- _Exercise details_: The listing below should be copied in full, word for word.

-- start of Listed entries --

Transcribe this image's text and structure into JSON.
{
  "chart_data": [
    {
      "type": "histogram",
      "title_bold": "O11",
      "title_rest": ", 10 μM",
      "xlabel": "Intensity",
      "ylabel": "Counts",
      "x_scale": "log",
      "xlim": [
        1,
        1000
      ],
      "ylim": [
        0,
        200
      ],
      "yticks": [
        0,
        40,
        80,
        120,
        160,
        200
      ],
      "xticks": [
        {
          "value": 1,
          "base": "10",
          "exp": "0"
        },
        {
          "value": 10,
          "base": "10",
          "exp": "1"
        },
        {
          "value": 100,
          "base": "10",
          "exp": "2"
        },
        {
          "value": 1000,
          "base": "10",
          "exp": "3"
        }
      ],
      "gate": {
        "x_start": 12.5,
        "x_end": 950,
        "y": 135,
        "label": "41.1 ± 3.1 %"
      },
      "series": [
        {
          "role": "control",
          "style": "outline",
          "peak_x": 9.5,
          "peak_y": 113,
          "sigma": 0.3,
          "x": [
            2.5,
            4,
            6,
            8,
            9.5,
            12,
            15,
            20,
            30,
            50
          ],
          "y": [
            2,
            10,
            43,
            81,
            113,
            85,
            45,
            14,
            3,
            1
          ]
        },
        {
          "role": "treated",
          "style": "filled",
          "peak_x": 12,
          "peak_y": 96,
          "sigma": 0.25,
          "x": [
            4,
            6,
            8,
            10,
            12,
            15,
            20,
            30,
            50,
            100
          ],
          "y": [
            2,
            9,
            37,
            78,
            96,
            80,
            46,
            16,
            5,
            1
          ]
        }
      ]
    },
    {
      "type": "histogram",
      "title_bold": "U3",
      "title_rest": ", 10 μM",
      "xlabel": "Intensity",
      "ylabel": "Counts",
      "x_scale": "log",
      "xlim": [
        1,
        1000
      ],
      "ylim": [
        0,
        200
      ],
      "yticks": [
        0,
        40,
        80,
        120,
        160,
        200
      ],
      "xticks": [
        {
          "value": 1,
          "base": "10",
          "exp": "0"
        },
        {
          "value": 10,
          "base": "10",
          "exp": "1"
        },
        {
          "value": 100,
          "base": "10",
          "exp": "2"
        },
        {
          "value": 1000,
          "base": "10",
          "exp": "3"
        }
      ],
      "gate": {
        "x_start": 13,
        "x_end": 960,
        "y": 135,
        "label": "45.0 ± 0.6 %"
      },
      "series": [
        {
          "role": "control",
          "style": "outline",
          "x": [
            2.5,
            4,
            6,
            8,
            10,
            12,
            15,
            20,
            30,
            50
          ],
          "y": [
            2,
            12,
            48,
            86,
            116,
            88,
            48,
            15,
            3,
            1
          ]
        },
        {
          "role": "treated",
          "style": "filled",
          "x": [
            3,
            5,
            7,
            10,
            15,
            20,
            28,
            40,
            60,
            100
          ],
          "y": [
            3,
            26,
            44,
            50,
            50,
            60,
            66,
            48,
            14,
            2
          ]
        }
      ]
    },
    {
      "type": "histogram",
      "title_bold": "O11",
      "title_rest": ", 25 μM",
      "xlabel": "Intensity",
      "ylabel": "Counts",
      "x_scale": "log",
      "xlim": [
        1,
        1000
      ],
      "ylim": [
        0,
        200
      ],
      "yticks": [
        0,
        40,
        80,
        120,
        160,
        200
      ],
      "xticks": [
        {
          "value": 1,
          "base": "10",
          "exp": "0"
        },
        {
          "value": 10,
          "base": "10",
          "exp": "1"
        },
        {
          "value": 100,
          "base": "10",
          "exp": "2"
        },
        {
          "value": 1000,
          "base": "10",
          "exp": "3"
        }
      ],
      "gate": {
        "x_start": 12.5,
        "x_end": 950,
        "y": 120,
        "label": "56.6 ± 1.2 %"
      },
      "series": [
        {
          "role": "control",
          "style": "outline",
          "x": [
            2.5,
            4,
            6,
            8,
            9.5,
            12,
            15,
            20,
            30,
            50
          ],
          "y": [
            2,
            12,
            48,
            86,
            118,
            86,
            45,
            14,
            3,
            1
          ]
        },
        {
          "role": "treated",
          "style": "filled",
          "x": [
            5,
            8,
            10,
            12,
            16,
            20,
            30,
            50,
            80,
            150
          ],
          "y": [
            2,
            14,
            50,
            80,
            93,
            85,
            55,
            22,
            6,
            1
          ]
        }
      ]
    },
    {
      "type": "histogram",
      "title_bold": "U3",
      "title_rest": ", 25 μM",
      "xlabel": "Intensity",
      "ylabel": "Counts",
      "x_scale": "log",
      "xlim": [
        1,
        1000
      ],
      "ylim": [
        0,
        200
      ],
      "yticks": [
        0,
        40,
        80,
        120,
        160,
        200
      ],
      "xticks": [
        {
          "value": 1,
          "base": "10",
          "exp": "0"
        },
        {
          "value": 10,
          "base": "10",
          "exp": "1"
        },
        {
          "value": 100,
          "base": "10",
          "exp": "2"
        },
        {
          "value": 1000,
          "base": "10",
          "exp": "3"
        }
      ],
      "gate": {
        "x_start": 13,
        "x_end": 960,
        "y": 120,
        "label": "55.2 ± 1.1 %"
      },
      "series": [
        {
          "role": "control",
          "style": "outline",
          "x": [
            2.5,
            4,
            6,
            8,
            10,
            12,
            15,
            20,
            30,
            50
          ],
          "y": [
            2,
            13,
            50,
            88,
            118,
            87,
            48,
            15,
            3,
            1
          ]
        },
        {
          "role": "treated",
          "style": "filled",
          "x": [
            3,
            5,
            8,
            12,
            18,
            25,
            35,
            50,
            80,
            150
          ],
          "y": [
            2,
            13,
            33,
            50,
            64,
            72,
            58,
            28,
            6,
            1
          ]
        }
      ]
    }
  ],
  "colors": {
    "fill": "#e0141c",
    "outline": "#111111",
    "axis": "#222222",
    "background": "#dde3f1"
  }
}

-- end of Listed entries --

- _Output_:
Transcribe this image's text and structure into JSON.
{
  "chart_data": [
    {
      "type": "histogram",
      "title_bold": "O11",
      "title_rest": ", 10 μM",
      "xlabel": "Intensity",
      "ylabel": "Counts",
      "x_scale": "log",
      "xlim": [
        1,
        1000
      ],
      "ylim": [
        0,
        200
      ],
      "yticks": [
        0,
        40,
        80,
        120,
        160,
        200
      ],
      "xticks": [
        {
          "value": 1,
          "base": "10",
          "exp": "0"
        },
        {
          "value": 10,
          "base": "10",
          "exp": "1"
        },
        {
          "value": 100,
          "base": "10",
          "exp": "2"
        },
        {
          "value": 1000,
          "base": "10",
          "exp": "3"
        }
      ],
      "gate": {
        "x_start": 12.5,
        "x_end": 950,
        "y": 135,
        "label": "41.1 ± 3.1 %"
      },
      "series": [
        {
          "role": "control",
          "style": "outline",
          "peak_x": 9.5,
          "peak_y": 113,
          "sigma": 0.3,
          "x": [
            2.5,
            4,
            6,
            8,
            9.5,
            12,
            15,
            20,
            30,
            50
          ],
          "y": [
            2,
            10,
            43,
            81,
            113,
            85,
            45,
            14,
            3,
            1
          ]
        },
        {
          "role": "treated",
          "style": "filled",
          "peak_x": 12,
          "peak_y": 96,
          "sigma": 0.25,
          "x": [
            4,
            6,
            8,
            10,
            12,
            15,
            20,
            30,
            50,
            100
          ],
          "y": [
            2,
            9,
            37,
            78,
            96,
            80,
            46,
            16,
            5,
            1
          ]
        }
      ]
    },
    {
      "type": "histogram",
      "title_bold": "U3",
      "title_rest": ", 10 μM",
      "xlabel": "Intensity",
      "ylabel": "Counts",
      "x_scale": "log",
      "xlim": [
        1,
        1000
      ],
      "ylim": [
        0,
        200
      ],
      "yticks": [
        0,
        40,
        80,
        120,
        160,
        200
      ],
      "xticks": [
        {
          "value": 1,
          "base": "10",
          "exp": "0"
        },
        {
          "value": 10,
          "base": "10",
          "exp": "1"
        },
        {
          "value": 100,
          "base": "10",
          "exp": "2"
        },
        {
          "value": 1000,
          "base": "10",
          "exp": "3"
        }
      ],
      "gate": {
        "x_start": 13,
        "x_end": 960,
        "y": 135,
        "label": "45.0 ± 0.6 %"
      },
      "series": [
        {
          "role": "control",
          "style": "outline",
          "x": [
            2.5,
            4,
            6,
            8,
            10,
            12,
            15,
            20,
            30,
            50
          ],
          "y": [
            2,
            12,
            48,
            86,
            116,
            88,
            48,
            15,
            3,
            1
          ]
        },
        {
          "role": "treated",
          "style": "filled",
          "x": [
            3,
            5,
            7,
            10,
            15,
            20,
            28,
            40,
            60,
            100
          ],
          "y": [
            3,
            26,
            44,
            50,
            50,
            60,
            66,
            48,
            14,
            2
          ]
        }
      ]
    },
    {
      "type": "histogram",
      "title_bold": "O11",
      "title_rest": ", 25 μM",
      "xlabel": "Intensity",
      "ylabel": "Counts",
      "x_scale": "log",
      "xlim": [
        1,
        1000
      ],
      "ylim": [
        0,
        200
      ],
      "yticks": [
        0,
        40,
        80,
        120,
        160,
        200
      ],
      "xticks": [
        {
          "value": 1,
          "base": "10",
          "exp": "0"
        },
        {
          "value": 10,
          "base": "10",
          "exp": "1"
        },
        {
          "value": 100,
          "base": "10",
          "exp": "2"
        },
        {
          "value": 1000,
          "base": "10",
          "exp": "3"
        }
      ],
      "gate": {
        "x_start": 12.5,
        "x_end": 950,
        "y": 120,
        "label": "56.6 ± 1.2 %"
      },
      "series": [
        {
          "role": "control",
          "style": "outline",
          "x": [
            2.5,
            4,
            6,
            8,
            9.5,
            12,
            15,
            20,
            30,
            50
          ],
          "y": [
            2,
            12,
            48,
            86,
            118,
            86,
            45,
            14,
            3,
            1
          ]
        },
        {
          "role": "treated",
          "style": "filled",
          "x": [
            5,
            8,
            10,
            12,
            16,
            20,
            30,
            50,
            80,
            150
          ],
          "y": [
            2,
            14,
            50,
            80,
            93,
            85,
            55,
            22,
            6,
            1
          ]
        }
      ]
    },
    {
      "type": "histogram",
      "title_bold": "U3",
      "title_rest": ", 25 μM",
      "xlabel": "Intensity",
      "ylabel": "Counts",
      "x_scale": "log",
      "xlim": [
        1,
        1000
      ],
      "ylim": [
        0,
        200
      ],
      "yticks": [
        0,
        40,
        80,
        120,
        160,
        200
      ],
      "xticks": [
        {
          "value": 1,
          "base": "10",
          "exp": "0"
        },
        {
          "value": 10,
          "base": "10",
          "exp": "1"
        },
        {
          "value": 100,
          "base": "10",
          "exp": "2"
        },
        {
          "value": 1000,
          "base": "10",
          "exp": "3"
        }
      ],
      "gate": {
        "x_start": 13,
        "x_end": 960,
        "y": 120,
        "label": "55.2 ± 1.1 %"
      },
      "series": [
        {
          "role": "control",
          "style": "outline",
          "x": [
            2.5,
            4,
            6,
            8,
            10,
            12,
            15,
            20,
            30,
            50
          ],
          "y": [
            2,
            13,
            50,
            88,
            118,
            87,
            48,
            15,
            3,
            1
          ]
        },
        {
          "role": "treated",
          "style": "filled",
          "x": [
            3,
            5,
            8,
            12,
            18,
            25,
            35,
            50,
            80,
            150
          ],
          "y": [
            2,
            13,
            33,
            50,
            64,
            72,
            58,
            28,
            6,
            1
          ]
        }
      ]
    }
  ],
  "colors": {
    "fill": "#e0141c",
    "outline": "#111111",
    "axis": "#222222",
    "background": "#dde3f1"
  }
}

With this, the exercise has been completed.